### Dataset entries
— START —

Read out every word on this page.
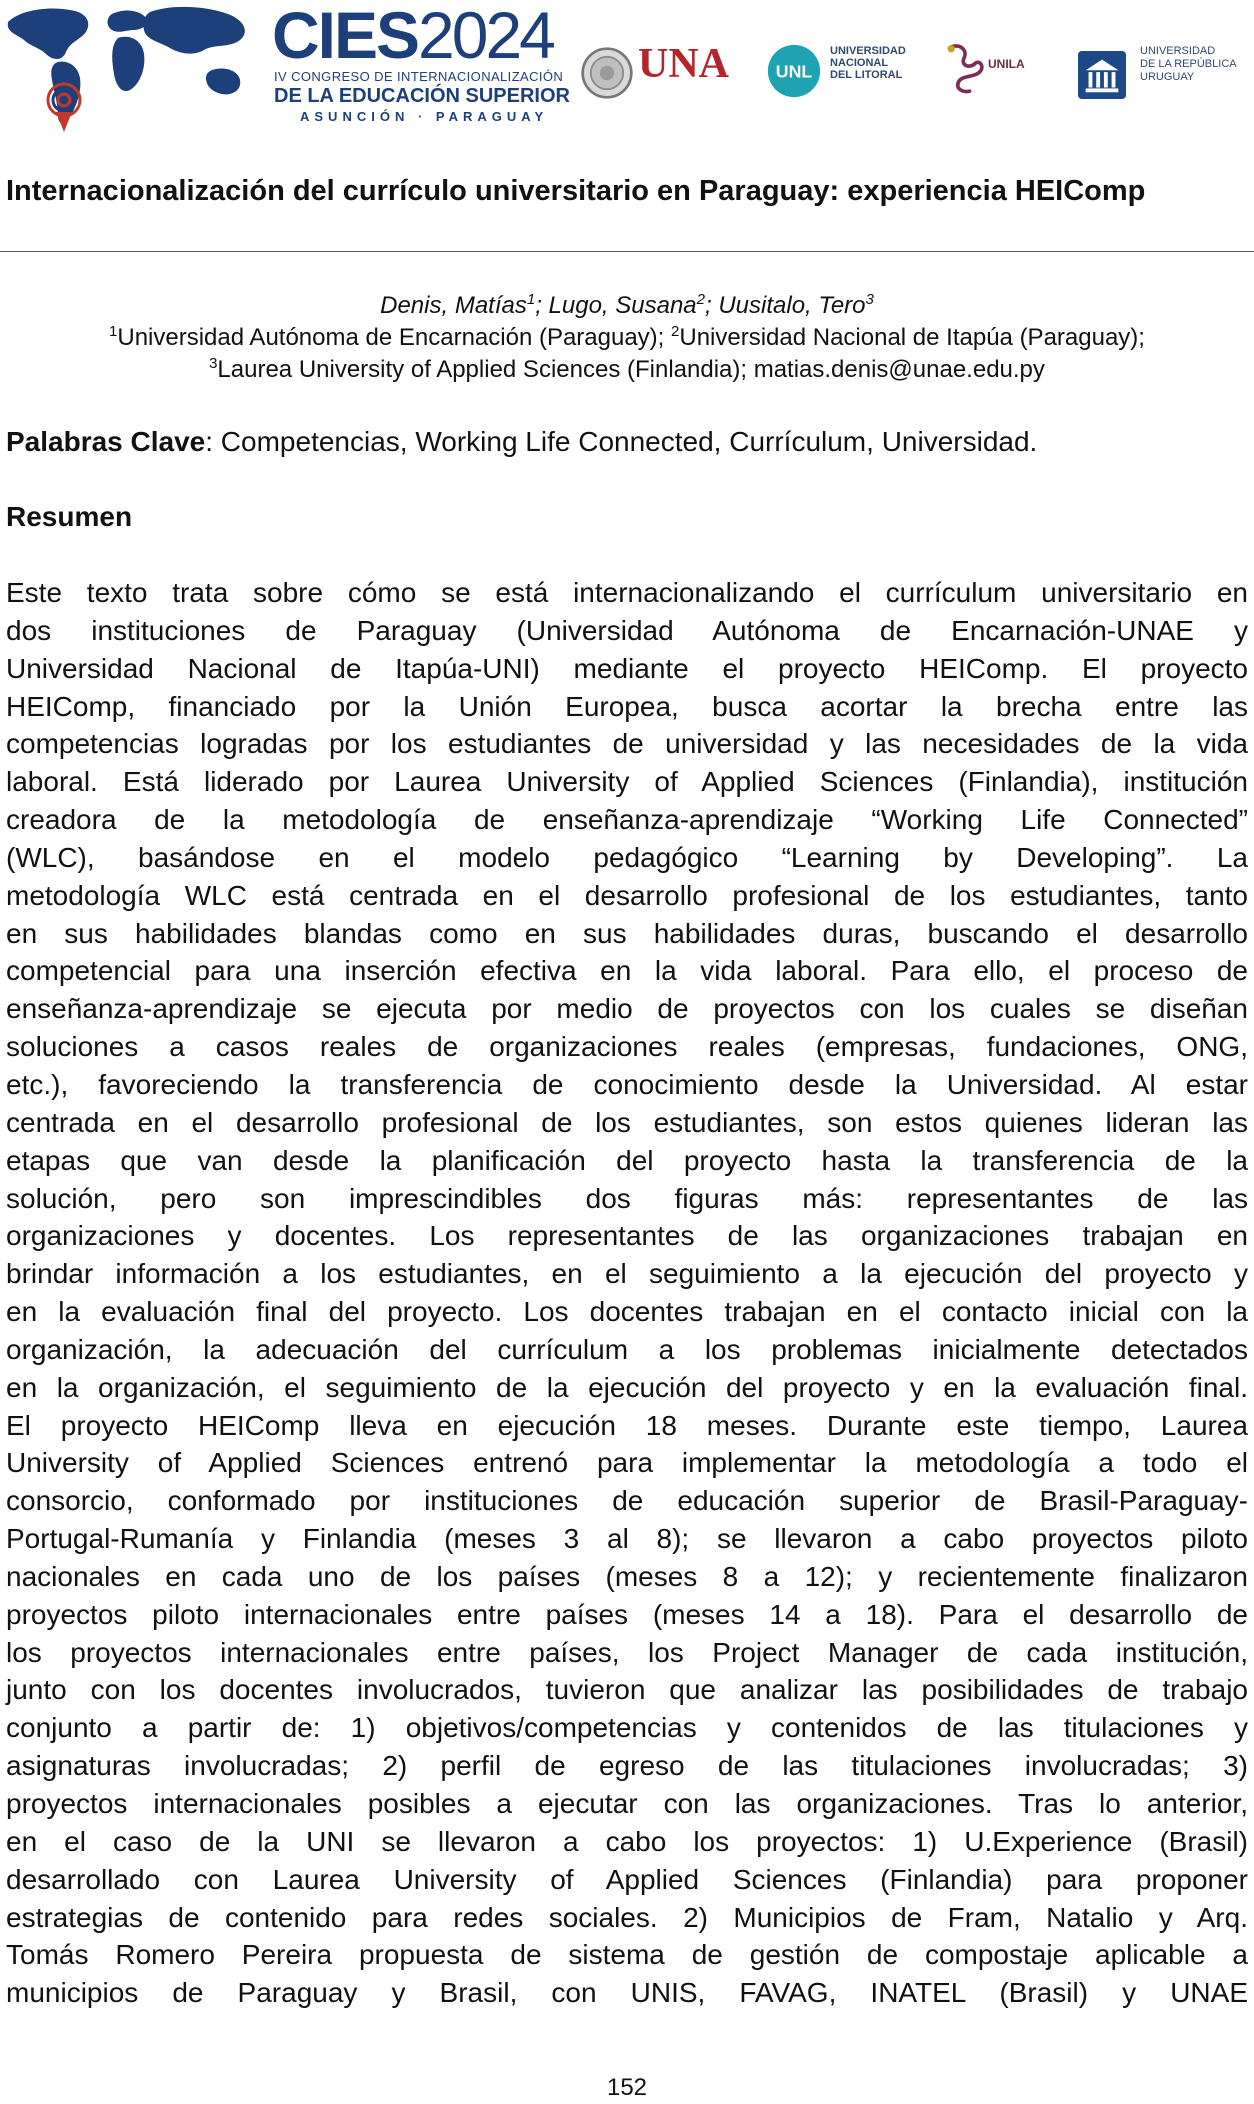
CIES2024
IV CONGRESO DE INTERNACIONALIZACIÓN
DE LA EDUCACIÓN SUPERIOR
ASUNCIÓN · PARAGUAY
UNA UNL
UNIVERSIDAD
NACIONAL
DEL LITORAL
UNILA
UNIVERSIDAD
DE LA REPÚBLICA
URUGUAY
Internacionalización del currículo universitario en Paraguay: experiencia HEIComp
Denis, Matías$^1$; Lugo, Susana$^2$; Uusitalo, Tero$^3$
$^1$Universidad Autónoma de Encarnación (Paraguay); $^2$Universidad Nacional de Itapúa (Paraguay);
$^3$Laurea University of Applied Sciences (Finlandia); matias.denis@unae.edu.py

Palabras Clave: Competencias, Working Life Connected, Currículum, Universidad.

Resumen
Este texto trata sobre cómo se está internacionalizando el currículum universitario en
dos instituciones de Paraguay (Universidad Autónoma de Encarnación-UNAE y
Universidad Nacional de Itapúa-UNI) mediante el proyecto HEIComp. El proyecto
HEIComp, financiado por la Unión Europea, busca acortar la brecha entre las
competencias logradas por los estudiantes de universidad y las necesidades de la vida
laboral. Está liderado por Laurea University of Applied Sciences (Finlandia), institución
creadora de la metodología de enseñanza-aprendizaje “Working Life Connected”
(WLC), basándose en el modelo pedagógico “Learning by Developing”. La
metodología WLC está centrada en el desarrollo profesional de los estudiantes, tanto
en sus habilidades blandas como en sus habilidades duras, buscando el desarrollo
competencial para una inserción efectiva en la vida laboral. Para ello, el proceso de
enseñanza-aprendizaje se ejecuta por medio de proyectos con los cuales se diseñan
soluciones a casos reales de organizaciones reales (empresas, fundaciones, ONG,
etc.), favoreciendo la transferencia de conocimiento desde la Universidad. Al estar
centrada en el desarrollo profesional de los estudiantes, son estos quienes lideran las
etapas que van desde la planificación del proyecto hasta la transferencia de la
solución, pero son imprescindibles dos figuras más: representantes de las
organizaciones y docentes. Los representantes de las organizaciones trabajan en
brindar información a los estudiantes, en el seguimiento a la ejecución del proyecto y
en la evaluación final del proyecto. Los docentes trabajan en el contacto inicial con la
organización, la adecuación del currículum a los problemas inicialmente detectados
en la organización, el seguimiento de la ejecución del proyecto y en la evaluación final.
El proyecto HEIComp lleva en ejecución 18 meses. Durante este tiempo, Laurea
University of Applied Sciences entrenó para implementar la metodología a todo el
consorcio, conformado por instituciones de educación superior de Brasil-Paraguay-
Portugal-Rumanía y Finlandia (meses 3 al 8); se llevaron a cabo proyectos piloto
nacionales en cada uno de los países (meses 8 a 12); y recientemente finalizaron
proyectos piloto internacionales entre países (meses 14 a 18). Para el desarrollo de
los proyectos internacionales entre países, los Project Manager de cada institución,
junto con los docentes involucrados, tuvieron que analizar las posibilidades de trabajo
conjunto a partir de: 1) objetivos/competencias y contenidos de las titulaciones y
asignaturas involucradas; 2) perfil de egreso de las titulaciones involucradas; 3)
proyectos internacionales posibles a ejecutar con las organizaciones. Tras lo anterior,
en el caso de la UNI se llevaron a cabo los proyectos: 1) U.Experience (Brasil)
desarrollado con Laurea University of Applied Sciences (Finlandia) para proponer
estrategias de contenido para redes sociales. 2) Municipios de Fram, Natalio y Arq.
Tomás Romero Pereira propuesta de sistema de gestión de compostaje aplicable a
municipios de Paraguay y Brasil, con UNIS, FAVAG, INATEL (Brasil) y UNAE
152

— END —
— START —

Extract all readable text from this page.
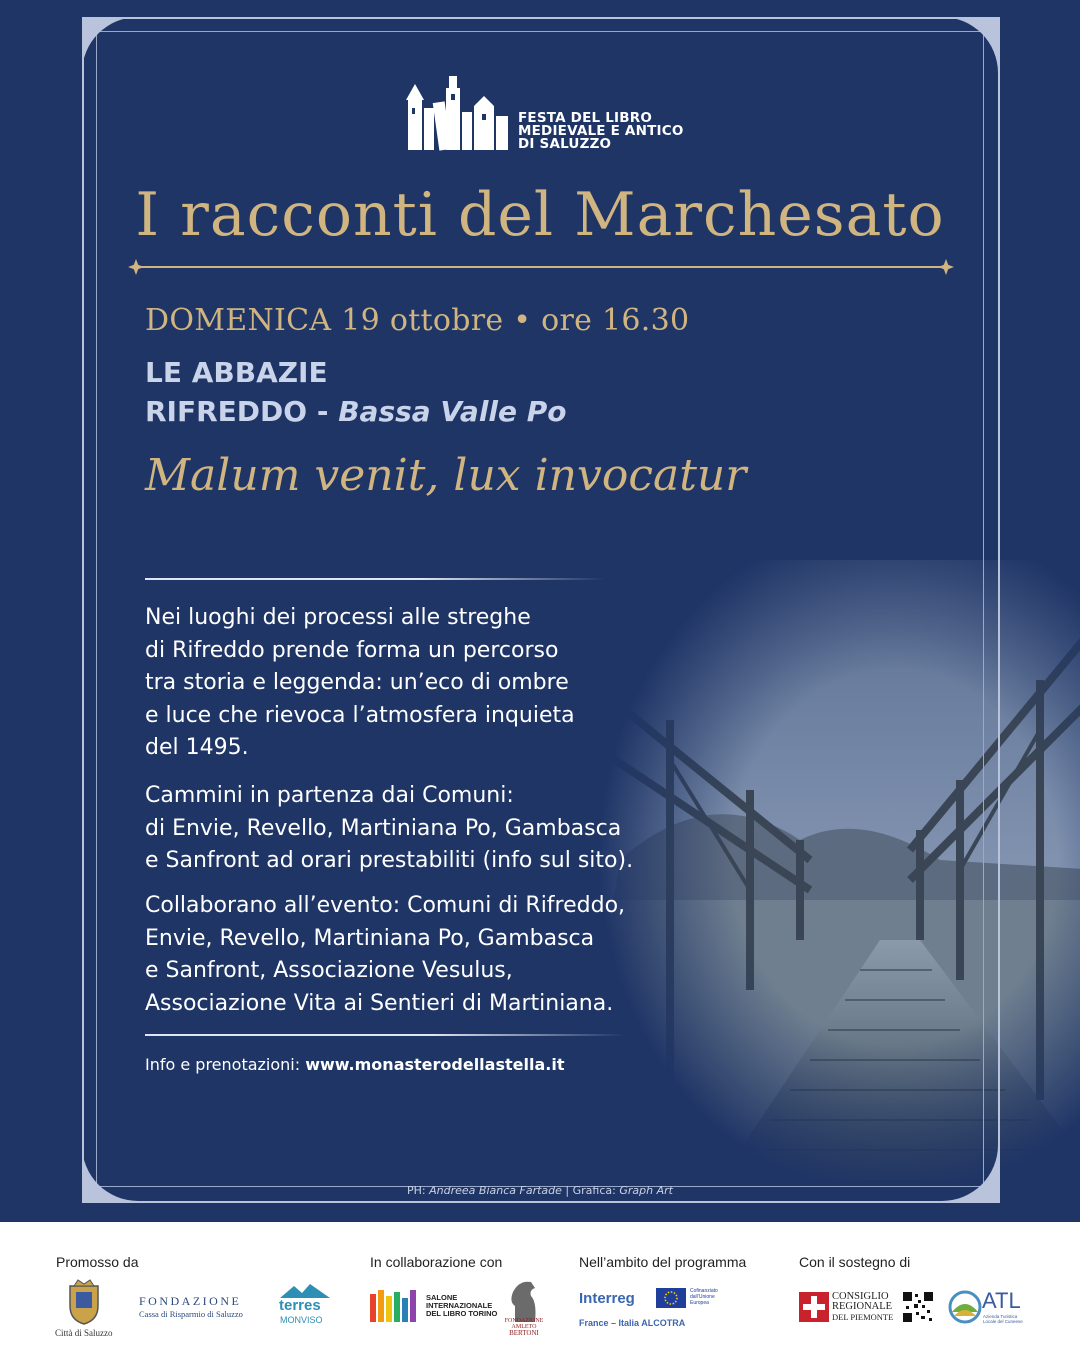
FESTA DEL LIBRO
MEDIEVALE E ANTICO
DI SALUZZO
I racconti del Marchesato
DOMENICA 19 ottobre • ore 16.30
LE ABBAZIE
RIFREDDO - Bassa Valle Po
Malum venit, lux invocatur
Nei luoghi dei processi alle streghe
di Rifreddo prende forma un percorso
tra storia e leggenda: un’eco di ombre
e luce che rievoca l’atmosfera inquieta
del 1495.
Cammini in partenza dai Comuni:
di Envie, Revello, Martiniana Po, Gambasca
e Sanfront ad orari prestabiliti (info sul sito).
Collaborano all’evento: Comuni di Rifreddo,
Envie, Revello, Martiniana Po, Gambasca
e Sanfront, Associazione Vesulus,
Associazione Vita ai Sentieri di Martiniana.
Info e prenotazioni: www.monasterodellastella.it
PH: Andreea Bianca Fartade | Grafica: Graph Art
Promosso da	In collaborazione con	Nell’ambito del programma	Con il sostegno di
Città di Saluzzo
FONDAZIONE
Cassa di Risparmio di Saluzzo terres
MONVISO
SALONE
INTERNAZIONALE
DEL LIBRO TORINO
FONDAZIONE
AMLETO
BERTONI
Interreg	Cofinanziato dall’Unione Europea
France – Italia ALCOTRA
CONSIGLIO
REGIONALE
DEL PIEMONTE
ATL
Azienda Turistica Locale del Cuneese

— END —
— START —

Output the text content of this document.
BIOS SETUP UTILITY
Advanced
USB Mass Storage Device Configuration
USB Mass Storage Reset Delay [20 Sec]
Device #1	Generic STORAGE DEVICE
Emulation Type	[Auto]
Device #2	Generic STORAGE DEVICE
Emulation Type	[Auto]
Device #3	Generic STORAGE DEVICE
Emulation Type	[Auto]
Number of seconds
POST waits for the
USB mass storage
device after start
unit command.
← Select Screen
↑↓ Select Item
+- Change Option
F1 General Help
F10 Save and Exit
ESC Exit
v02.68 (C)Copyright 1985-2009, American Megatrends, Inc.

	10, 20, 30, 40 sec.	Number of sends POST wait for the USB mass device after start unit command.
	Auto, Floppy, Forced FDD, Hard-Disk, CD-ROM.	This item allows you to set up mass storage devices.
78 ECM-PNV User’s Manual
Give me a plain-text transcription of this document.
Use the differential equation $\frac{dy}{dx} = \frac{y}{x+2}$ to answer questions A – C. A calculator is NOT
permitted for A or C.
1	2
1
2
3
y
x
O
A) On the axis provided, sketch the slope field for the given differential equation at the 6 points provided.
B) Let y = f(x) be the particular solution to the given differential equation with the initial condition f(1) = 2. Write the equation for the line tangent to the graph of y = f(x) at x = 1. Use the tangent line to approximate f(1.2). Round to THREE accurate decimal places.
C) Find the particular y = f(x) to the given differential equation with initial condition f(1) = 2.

— END —

### What is being asked
Check the data for the word "Revello" and pull out the lines that have it.

### Answer to the problem
di Envie, Revello, Martiniana Po, Gambasca
Envie, Revello, Martiniana Po, Gambasca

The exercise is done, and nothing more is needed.